# [REQUIREMENT]
Pick out every line with the word "земель" and copy it.

# [THE DATA]
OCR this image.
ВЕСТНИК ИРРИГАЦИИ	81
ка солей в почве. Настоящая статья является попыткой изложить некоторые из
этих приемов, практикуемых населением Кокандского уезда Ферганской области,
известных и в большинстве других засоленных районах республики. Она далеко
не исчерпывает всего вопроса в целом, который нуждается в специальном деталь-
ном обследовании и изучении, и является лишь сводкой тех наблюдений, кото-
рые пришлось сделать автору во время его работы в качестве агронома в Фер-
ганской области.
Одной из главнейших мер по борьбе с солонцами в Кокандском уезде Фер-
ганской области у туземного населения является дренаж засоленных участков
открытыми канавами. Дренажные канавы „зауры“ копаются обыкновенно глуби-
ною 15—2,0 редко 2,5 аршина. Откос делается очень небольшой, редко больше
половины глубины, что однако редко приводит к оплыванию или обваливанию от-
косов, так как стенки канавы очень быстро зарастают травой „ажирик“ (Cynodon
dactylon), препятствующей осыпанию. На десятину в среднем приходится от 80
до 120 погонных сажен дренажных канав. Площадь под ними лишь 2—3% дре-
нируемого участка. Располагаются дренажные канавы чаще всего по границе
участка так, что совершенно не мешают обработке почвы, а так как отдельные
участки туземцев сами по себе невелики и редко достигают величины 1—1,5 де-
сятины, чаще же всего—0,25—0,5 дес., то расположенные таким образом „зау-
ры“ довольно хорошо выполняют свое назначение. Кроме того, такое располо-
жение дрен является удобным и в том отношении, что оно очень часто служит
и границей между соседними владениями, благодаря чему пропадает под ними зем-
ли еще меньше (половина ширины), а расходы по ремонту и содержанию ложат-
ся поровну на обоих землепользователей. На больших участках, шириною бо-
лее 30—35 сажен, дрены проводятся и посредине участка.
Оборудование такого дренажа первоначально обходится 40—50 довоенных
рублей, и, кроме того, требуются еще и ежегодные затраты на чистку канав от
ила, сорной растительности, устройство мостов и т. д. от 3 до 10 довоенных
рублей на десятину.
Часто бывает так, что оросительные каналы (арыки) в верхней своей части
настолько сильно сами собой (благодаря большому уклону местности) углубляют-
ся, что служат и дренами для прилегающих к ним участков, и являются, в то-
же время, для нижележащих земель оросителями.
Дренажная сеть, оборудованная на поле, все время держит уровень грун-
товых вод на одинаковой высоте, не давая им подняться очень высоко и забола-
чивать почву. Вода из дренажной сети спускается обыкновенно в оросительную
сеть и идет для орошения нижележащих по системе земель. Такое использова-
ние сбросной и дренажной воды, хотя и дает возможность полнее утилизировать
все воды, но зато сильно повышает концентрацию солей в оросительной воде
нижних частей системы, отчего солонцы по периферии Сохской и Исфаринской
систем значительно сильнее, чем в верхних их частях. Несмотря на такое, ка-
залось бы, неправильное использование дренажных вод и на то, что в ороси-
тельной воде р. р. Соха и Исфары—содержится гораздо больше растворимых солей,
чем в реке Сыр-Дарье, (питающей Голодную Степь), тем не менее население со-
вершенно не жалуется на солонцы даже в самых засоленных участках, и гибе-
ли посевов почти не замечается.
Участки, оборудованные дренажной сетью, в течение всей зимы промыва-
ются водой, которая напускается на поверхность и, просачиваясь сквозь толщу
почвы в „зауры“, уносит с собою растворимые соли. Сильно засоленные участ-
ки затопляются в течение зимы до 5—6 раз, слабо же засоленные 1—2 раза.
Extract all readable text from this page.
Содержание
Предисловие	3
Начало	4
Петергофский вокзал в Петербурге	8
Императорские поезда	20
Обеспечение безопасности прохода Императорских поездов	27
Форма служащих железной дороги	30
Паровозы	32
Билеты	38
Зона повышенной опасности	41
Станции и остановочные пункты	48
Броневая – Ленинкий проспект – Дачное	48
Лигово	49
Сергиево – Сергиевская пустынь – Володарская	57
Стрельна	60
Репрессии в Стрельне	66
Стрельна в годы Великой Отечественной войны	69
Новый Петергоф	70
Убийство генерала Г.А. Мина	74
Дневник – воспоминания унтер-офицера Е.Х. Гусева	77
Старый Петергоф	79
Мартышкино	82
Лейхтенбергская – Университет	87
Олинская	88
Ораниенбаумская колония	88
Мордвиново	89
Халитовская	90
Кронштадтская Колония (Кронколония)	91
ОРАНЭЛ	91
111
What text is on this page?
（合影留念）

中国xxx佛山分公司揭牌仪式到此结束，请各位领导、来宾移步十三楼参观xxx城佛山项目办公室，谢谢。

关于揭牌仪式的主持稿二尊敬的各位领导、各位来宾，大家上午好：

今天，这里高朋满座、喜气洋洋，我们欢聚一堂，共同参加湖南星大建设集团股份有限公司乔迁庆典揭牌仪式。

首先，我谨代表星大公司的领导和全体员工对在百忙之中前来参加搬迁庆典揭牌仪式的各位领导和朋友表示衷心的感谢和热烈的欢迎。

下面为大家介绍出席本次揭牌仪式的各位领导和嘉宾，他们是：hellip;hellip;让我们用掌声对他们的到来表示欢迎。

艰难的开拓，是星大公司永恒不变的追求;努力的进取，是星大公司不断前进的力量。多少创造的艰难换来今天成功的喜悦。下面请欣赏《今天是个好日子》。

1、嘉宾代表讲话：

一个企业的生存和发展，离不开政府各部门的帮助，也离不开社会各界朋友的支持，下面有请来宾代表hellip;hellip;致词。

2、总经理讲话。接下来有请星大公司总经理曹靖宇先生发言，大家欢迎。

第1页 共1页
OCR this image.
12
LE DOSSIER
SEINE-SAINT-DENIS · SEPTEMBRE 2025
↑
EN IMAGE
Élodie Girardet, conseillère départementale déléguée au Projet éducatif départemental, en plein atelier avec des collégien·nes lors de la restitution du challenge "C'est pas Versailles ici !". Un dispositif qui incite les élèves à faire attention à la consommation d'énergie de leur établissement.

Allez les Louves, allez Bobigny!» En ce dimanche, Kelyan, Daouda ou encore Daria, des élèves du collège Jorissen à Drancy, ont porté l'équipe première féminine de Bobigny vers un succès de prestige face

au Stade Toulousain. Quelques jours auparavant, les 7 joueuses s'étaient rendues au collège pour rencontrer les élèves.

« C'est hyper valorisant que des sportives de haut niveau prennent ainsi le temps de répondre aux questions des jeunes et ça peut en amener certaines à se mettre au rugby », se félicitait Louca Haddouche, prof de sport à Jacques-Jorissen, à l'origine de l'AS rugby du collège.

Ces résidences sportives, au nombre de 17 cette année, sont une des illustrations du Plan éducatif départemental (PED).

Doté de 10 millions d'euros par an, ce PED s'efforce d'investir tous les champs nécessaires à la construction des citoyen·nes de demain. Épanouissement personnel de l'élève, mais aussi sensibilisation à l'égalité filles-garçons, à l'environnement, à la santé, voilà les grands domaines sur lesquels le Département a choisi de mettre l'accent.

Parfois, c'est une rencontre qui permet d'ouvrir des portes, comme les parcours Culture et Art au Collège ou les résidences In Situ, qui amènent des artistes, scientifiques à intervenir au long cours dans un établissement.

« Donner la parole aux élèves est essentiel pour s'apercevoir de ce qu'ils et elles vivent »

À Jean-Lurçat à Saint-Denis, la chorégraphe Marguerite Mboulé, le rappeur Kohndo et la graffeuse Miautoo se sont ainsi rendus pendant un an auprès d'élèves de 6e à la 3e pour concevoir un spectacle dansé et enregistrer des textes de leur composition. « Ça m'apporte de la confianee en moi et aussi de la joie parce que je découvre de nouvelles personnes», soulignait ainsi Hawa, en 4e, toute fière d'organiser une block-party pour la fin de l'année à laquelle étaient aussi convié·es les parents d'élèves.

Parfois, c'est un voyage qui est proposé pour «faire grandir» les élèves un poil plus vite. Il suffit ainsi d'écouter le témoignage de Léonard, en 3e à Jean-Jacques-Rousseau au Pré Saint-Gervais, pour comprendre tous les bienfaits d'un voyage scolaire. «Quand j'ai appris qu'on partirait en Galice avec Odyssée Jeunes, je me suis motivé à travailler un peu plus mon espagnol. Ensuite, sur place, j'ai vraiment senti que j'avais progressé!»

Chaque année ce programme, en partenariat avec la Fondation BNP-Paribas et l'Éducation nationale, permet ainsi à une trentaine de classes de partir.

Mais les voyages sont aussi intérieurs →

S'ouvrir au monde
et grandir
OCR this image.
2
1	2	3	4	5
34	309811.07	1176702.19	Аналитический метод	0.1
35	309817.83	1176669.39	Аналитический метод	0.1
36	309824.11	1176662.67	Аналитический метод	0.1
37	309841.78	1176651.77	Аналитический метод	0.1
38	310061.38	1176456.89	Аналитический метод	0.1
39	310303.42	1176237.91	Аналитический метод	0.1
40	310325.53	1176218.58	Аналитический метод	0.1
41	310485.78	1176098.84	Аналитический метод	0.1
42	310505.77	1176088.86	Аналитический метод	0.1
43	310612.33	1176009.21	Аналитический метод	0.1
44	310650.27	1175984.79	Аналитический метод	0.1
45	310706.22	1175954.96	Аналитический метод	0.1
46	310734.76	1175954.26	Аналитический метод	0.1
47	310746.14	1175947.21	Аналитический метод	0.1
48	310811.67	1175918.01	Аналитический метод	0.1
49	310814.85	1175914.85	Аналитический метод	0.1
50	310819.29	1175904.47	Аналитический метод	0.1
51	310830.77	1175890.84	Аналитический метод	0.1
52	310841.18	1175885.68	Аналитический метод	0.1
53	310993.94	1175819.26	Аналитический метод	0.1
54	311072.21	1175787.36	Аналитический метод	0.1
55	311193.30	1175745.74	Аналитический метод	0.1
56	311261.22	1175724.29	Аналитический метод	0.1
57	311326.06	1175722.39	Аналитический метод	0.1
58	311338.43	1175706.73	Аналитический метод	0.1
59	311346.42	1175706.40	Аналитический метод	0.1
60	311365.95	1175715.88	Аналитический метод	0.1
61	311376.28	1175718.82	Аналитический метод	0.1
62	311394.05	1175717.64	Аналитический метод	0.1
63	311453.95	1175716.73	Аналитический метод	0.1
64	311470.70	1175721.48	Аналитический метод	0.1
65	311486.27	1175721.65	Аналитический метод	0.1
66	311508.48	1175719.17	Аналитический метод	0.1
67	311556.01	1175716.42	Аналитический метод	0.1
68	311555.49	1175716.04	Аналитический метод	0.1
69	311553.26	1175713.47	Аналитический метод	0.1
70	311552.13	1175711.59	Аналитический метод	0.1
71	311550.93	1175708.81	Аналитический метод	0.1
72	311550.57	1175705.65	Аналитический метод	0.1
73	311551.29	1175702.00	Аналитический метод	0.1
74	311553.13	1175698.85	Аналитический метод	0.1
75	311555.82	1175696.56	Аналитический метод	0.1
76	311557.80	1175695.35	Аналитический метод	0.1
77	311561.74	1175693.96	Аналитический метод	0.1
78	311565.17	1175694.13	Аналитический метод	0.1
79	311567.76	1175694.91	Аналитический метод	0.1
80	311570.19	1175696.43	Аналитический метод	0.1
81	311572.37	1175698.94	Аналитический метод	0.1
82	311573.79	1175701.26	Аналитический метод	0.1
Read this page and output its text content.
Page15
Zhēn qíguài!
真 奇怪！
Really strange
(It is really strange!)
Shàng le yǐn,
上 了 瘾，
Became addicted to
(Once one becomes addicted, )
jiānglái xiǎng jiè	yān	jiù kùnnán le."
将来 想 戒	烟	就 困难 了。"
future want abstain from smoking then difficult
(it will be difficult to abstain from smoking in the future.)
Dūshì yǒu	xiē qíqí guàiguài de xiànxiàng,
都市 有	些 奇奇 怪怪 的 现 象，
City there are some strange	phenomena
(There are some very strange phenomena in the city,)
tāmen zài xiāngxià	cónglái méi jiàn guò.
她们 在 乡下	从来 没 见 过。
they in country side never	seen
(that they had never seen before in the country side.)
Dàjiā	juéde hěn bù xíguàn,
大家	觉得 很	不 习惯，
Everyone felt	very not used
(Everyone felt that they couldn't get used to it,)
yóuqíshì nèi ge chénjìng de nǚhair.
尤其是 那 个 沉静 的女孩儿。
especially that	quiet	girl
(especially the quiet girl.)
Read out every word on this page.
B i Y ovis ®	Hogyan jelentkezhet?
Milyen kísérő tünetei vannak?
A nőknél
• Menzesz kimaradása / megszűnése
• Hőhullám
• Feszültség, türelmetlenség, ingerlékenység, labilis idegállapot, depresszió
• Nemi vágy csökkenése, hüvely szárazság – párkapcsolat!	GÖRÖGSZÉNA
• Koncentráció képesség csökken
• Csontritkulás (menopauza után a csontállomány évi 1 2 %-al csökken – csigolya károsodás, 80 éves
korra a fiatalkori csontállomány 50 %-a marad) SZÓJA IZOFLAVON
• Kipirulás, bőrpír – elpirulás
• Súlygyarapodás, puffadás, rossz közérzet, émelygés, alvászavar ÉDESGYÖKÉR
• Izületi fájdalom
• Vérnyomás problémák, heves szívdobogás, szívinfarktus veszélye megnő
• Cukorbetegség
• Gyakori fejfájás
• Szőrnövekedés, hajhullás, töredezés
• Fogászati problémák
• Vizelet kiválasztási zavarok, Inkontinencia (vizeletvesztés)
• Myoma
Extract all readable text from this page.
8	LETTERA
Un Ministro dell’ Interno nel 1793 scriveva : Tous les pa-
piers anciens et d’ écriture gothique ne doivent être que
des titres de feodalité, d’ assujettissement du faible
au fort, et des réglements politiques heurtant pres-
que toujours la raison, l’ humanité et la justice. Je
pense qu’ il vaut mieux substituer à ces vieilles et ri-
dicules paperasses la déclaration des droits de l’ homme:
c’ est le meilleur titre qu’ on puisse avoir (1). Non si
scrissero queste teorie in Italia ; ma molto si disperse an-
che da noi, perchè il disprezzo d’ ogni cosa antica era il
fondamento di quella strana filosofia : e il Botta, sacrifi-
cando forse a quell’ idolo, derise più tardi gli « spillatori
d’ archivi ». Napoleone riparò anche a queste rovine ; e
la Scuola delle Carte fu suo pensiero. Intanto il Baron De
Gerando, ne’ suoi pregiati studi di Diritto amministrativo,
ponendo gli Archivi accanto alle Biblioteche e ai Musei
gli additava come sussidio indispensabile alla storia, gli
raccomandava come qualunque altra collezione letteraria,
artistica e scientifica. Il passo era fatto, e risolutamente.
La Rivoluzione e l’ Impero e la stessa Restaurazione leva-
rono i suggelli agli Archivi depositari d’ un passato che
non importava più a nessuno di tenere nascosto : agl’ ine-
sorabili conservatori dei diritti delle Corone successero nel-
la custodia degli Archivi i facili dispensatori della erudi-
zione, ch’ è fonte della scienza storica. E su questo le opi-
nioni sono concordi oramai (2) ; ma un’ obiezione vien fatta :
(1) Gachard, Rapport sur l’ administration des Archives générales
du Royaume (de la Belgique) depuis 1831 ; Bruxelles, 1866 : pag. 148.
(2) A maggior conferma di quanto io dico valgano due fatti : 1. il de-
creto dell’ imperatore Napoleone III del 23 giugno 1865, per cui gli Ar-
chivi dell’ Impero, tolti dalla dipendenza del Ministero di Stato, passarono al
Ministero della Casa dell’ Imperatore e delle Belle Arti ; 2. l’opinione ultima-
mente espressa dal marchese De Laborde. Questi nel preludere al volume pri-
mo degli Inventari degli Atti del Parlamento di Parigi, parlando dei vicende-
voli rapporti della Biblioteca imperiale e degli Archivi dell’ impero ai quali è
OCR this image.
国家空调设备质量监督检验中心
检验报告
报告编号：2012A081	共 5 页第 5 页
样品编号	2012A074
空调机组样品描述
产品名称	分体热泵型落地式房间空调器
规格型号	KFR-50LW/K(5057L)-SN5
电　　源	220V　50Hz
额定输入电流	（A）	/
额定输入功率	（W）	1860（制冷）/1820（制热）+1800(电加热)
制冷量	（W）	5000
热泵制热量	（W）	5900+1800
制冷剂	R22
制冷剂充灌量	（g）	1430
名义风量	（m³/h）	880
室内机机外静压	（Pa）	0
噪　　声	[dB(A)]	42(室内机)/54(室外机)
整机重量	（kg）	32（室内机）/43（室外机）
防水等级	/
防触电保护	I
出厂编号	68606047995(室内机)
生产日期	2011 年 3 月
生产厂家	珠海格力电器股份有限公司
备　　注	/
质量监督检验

# [COMPLETED TASK]
же время, для нижележащих земель оросителями.
сеть и идет для орошения нижележащих по системе земель. Такое использова-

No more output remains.